- **Input for this task**
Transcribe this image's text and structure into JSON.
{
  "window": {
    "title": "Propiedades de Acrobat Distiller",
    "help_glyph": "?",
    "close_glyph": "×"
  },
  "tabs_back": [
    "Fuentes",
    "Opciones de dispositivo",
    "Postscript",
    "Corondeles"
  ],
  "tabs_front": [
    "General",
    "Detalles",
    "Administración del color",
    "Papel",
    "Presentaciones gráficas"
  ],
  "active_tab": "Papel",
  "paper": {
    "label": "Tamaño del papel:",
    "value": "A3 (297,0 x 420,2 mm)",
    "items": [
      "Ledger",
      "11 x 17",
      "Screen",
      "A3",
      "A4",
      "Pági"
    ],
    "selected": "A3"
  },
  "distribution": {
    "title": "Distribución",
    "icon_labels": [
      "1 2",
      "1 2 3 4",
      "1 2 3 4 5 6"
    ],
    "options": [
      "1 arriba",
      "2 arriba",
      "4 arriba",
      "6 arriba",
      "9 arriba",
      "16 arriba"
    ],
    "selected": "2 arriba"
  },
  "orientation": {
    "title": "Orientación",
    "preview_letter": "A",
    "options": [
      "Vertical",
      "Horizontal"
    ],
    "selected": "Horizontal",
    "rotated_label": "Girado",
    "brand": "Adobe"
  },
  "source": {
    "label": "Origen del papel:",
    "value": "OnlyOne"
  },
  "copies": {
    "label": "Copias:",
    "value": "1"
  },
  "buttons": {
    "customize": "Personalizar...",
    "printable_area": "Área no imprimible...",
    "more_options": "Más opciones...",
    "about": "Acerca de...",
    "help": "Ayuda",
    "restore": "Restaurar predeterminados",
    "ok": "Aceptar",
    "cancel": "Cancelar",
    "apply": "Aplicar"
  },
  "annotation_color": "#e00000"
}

- **Work to complete**
Print the whole listing again, exactly.

- **Exercise solution**
Transcribe this image's text and structure into JSON.
{
  "window": {
    "title": "Propiedades de Acrobat Distiller",
    "help_glyph": "?",
    "close_glyph": "×"
  },
  "tabs_back": [
    "Fuentes",
    "Opciones de dispositivo",
    "Postscript",
    "Corondeles"
  ],
  "tabs_front": [
    "General",
    "Detalles",
    "Administración del color",
    "Papel",
    "Presentaciones gráficas"
  ],
  "active_tab": "Papel",
  "paper": {
    "label": "Tamaño del papel:",
    "value": "A3 (297,0 x 420,2 mm)",
    "items": [
      "Ledger",
      "11 x 17",
      "Screen",
      "A3",
      "A4",
      "Pági"
    ],
    "selected": "A3"
  },
  "distribution": {
    "title": "Distribución",
    "icon_labels": [
      "1 2",
      "1 2 3 4",
      "1 2 3 4 5 6"
    ],
    "options": [
      "1 arriba",
      "2 arriba",
      "4 arriba",
      "6 arriba",
      "9 arriba",
      "16 arriba"
    ],
    "selected": "2 arriba"
  },
  "orientation": {
    "title": "Orientación",
    "preview_letter": "A",
    "options": [
      "Vertical",
      "Horizontal"
    ],
    "selected": "Horizontal",
    "rotated_label": "Girado",
    "brand": "Adobe"
  },
  "source": {
    "label": "Origen del papel:",
    "value": "OnlyOne"
  },
  "copies": {
    "label": "Copias:",
    "value": "1"
  },
  "buttons": {
    "customize": "Personalizar...",
    "printable_area": "Área no imprimible...",
    "more_options": "Más opciones...",
    "about": "Acerca de...",
    "help": "Ayuda",
    "restore": "Restaurar predeterminados",
    "ok": "Aceptar",
    "cancel": "Cancelar",
    "apply": "Aplicar"
  },
  "annotation_color": "#e00000"
}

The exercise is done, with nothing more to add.